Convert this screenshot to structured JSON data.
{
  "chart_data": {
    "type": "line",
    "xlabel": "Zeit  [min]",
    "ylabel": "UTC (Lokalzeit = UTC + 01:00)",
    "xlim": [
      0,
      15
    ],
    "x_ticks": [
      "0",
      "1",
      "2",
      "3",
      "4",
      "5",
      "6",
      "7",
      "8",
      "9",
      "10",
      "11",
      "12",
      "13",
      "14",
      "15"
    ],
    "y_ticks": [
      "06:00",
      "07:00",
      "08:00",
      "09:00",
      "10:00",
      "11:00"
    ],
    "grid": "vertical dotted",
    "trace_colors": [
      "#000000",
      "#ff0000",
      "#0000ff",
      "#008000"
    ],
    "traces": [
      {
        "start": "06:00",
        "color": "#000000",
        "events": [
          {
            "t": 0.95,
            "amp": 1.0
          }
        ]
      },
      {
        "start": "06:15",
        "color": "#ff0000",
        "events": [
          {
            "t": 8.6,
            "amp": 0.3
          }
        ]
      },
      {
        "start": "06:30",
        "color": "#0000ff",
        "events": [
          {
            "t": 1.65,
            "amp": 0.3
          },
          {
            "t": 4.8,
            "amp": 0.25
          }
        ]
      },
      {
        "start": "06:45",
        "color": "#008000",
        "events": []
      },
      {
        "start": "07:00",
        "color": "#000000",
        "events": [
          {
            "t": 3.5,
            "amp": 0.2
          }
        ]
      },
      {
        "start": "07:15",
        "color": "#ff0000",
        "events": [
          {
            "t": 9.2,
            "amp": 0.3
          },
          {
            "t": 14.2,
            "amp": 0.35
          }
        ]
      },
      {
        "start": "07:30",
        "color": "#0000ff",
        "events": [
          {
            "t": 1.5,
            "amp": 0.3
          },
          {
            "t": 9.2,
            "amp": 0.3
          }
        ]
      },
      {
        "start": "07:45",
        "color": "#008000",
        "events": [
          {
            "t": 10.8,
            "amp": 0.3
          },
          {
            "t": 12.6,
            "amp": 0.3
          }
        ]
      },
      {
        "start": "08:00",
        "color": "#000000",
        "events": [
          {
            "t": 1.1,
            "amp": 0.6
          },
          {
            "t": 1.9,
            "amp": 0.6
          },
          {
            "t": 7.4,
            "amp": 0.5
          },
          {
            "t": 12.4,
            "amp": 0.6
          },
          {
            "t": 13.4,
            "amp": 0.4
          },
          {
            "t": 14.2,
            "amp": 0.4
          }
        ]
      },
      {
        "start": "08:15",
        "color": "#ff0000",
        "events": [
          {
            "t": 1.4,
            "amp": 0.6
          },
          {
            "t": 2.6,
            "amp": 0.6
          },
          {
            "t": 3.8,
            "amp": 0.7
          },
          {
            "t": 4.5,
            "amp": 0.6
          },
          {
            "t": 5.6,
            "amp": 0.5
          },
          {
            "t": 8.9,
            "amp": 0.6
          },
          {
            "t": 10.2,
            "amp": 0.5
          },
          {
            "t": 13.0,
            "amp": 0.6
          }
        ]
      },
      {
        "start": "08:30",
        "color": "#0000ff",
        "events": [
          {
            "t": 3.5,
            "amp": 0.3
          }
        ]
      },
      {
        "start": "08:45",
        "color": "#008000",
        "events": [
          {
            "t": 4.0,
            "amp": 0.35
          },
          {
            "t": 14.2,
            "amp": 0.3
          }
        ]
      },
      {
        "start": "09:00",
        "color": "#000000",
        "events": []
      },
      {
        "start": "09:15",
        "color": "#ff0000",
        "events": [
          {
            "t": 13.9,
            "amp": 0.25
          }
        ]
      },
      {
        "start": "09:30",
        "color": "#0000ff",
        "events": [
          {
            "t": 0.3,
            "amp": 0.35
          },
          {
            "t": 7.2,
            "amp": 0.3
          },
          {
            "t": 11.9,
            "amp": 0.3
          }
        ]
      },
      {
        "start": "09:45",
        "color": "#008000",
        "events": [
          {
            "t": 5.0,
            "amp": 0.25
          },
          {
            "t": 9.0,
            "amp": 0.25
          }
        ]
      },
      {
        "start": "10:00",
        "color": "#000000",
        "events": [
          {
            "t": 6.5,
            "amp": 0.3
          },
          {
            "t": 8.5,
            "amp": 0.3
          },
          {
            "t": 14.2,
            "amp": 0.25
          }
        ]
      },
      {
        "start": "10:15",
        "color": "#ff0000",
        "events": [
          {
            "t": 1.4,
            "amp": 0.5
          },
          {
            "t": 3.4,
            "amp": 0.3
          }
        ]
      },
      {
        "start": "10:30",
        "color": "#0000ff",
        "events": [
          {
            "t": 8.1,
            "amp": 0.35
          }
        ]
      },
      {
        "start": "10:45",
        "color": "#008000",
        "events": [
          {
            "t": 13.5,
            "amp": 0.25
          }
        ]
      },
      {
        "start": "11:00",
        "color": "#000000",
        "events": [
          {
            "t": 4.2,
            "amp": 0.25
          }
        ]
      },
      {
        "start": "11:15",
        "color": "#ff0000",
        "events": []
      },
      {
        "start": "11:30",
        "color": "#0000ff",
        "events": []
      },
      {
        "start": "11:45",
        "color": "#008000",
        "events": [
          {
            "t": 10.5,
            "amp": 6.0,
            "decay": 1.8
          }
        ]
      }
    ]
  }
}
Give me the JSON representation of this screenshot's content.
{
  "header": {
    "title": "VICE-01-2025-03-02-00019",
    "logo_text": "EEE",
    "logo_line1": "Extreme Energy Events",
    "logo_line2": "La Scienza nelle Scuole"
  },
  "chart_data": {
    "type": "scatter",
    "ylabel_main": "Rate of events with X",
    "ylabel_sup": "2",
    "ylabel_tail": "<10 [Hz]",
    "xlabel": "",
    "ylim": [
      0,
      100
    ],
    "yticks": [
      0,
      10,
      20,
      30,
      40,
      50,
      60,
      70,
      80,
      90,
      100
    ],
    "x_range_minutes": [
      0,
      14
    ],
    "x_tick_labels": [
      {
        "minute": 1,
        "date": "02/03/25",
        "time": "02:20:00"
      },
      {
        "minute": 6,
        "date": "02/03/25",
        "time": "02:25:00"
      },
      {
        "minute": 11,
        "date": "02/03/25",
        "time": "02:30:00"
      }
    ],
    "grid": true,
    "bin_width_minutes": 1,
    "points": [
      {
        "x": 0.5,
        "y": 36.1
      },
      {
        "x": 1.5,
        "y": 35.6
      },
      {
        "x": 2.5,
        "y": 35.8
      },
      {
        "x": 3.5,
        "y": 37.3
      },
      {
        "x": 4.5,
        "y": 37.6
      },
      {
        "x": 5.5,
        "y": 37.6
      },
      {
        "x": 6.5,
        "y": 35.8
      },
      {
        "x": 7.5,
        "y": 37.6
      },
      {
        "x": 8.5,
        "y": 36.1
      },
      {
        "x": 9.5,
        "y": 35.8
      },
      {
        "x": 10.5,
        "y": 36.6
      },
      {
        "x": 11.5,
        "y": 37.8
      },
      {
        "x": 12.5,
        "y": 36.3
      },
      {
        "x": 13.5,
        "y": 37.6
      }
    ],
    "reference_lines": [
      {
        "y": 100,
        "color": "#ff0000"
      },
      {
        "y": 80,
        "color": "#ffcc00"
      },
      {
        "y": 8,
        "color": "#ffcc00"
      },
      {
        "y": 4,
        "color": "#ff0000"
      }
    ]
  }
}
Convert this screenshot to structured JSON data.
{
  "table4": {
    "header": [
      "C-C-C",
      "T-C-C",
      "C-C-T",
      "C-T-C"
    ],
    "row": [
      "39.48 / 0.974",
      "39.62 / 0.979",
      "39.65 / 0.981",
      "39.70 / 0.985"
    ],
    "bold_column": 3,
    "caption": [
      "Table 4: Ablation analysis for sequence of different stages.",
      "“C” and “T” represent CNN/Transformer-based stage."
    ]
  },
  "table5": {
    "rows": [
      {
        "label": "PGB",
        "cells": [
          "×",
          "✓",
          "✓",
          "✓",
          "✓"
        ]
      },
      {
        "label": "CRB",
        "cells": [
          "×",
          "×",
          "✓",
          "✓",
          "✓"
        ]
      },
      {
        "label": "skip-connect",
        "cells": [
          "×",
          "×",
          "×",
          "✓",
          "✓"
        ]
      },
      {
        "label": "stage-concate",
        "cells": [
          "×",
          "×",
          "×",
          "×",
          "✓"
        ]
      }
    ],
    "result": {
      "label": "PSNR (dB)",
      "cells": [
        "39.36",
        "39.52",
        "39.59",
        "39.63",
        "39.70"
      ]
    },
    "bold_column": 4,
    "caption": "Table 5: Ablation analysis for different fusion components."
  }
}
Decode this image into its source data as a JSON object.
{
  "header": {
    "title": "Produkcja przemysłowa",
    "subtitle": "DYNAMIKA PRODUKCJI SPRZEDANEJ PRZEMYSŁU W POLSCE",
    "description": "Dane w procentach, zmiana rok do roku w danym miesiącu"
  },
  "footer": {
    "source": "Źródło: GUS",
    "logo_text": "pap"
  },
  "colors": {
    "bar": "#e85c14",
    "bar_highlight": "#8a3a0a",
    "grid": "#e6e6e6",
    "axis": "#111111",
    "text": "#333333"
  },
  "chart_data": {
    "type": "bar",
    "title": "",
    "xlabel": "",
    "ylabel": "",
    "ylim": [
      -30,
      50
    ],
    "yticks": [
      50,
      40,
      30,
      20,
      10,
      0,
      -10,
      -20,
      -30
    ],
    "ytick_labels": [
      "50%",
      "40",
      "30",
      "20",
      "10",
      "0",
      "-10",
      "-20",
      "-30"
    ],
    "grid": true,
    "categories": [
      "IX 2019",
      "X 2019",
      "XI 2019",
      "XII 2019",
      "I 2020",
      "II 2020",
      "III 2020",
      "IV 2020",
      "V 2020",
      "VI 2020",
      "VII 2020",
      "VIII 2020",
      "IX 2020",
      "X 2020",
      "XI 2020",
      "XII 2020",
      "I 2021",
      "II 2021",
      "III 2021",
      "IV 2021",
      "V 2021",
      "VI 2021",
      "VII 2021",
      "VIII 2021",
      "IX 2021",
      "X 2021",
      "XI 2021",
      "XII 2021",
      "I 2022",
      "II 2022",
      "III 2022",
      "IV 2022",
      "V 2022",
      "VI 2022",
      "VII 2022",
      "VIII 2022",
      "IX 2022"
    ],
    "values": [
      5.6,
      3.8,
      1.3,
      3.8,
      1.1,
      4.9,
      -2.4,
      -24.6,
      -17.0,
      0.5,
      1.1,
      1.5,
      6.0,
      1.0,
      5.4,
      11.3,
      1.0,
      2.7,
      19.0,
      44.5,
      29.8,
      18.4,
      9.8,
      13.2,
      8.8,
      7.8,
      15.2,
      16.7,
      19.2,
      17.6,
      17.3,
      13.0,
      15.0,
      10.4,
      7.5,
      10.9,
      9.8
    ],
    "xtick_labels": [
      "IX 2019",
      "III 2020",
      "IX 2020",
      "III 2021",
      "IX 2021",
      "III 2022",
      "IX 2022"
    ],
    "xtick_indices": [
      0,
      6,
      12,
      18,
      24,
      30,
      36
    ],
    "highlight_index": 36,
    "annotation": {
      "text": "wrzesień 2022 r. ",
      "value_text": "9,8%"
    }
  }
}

Set exercise: Copy out all lines above that include the string "caption".

Expected answer:
    "caption": [
    "caption": "Table 5: Ablation analysis for different fusion components."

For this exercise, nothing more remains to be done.